#### Problem:
In your copy, leave out the pictures and repeat the entries below exactly.

#### Data shown:
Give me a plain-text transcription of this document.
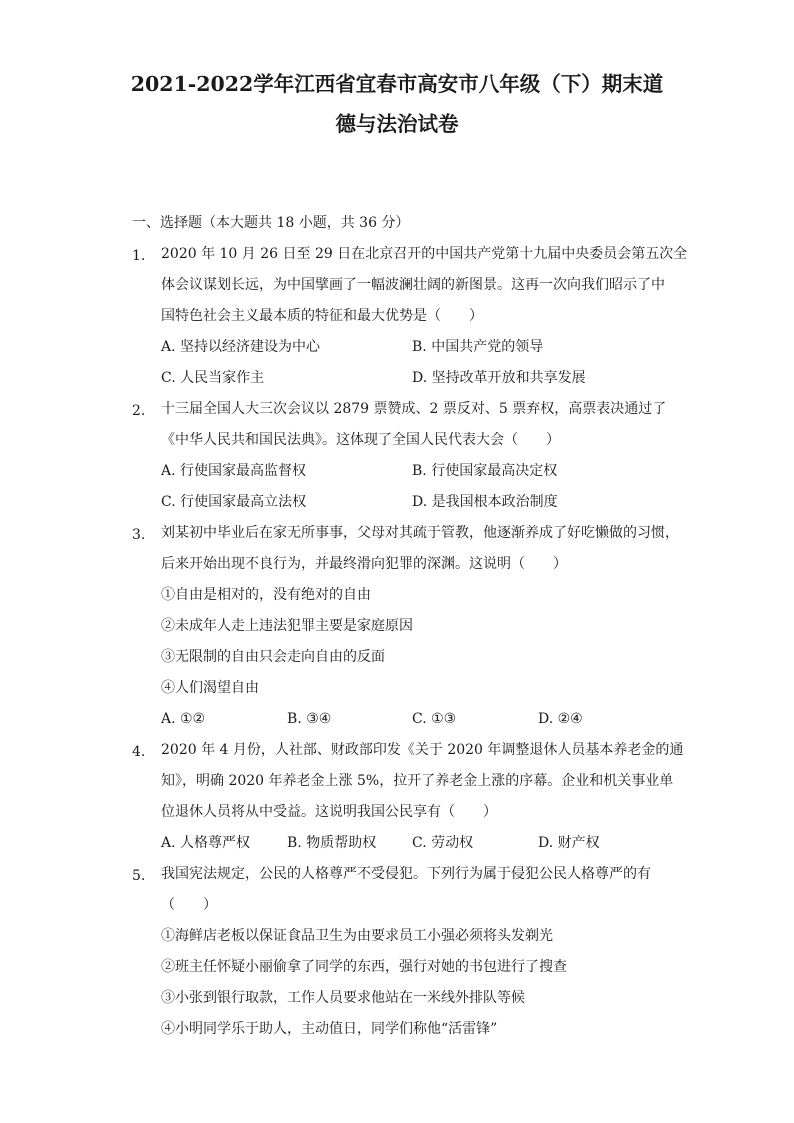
2021-2022学年江西省宜春市高安市八年级（下）期末道
德与法治试卷
一、选择题（本大题共 18 小题，共 36 分）
1. 2020 年 10 月 26 日至 29 日在北京召开的中国共产党第十九届中央委员会第五次全
体会议谋划长远，为中国擘画了一幅波澜壮阔的新图景。这再一次向我们昭示了中
国特色社会主义最本质的特征和最大优势是（　　）
A. 坚持以经济建设为中心	B. 中国共产党的领导
C. 人民当家作主	D. 坚持改革开放和共享发展
2. 十三届全国人大三次会议以 2879 票赞成、2 票反对、5 票弃权，高票表决通过了
《中华人民共和国民法典》。这体现了全国人民代表大会（　　）
A. 行使国家最高监督权	B. 行使国家最高决定权
C. 行使国家最高立法权	D. 是我国根本政治制度
3. 刘某初中毕业后在家无所事事，父母对其疏于管教，他逐渐养成了好吃懒做的习惯，
后来开始出现不良行为，并最终滑向犯罪的深渊。这说明（　　）
①自由是相对的，没有绝对的自由
②未成年人走上违法犯罪主要是家庭原因
③无限制的自由只会走向自由的反面
④人们渴望自由
A. ①②	B. ③④	C. ①③	D. ②④
4. 2020 年 4 月份，人社部、财政部印发《关于 2020 年调整退休人员基本养老金的通
知》，明确 2020 年养老金上涨 5%，拉开了养老金上涨的序幕。企业和机关事业单
位退休人员将从中受益。这说明我国公民享有（　　）
A. 人格尊严权	B. 物质帮助权	C. 劳动权	D. 财产权
5. 我国宪法规定，公民的人格尊严不受侵犯。下列行为属于侵犯公民人格尊严的有
（　　）
①海鲜店老板以保证食品卫生为由要求员工小强必须将头发剃光
②班主任怀疑小丽偷拿了同学的东西，强行对她的书包进行了搜查
③小张到银行取款，工作人员要求他站在一米线外排队等候
④小明同学乐于助人，主动值日，同学们称他“活雷锋”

#### Complete response:
Give me a plain-text transcription of this document.
2021-2022学年江西省宜春市高安市八年级（下）期末道
德与法治试卷
一、选择题（本大题共 18 小题，共 36 分）
1. 2020 年 10 月 26 日至 29 日在北京召开的中国共产党第十九届中央委员会第五次全
体会议谋划长远，为中国擘画了一幅波澜壮阔的新图景。这再一次向我们昭示了中
国特色社会主义最本质的特征和最大优势是（　　）
A. 坚持以经济建设为中心	B. 中国共产党的领导
C. 人民当家作主	D. 坚持改革开放和共享发展
2. 十三届全国人大三次会议以 2879 票赞成、2 票反对、5 票弃权，高票表决通过了
《中华人民共和国民法典》。这体现了全国人民代表大会（　　）
A. 行使国家最高监督权	B. 行使国家最高决定权
C. 行使国家最高立法权	D. 是我国根本政治制度
3. 刘某初中毕业后在家无所事事，父母对其疏于管教，他逐渐养成了好吃懒做的习惯，
后来开始出现不良行为，并最终滑向犯罪的深渊。这说明（　　）
①自由是相对的，没有绝对的自由
②未成年人走上违法犯罪主要是家庭原因
③无限制的自由只会走向自由的反面
④人们渴望自由
A. ①②	B. ③④	C. ①③	D. ②④
4. 2020 年 4 月份，人社部、财政部印发《关于 2020 年调整退休人员基本养老金的通
知》，明确 2020 年养老金上涨 5%，拉开了养老金上涨的序幕。企业和机关事业单
位退休人员将从中受益。这说明我国公民享有（　　）
A. 人格尊严权	B. 物质帮助权	C. 劳动权	D. 财产权
5. 我国宪法规定，公民的人格尊严不受侵犯。下列行为属于侵犯公民人格尊严的有
（　　）
①海鲜店老板以保证食品卫生为由要求员工小强必须将头发剃光
②班主任怀疑小丽偷拿了同学的东西，强行对她的书包进行了搜查
③小张到银行取款，工作人员要求他站在一米线外排队等候
④小明同学乐于助人，主动值日，同学们称他“活雷锋”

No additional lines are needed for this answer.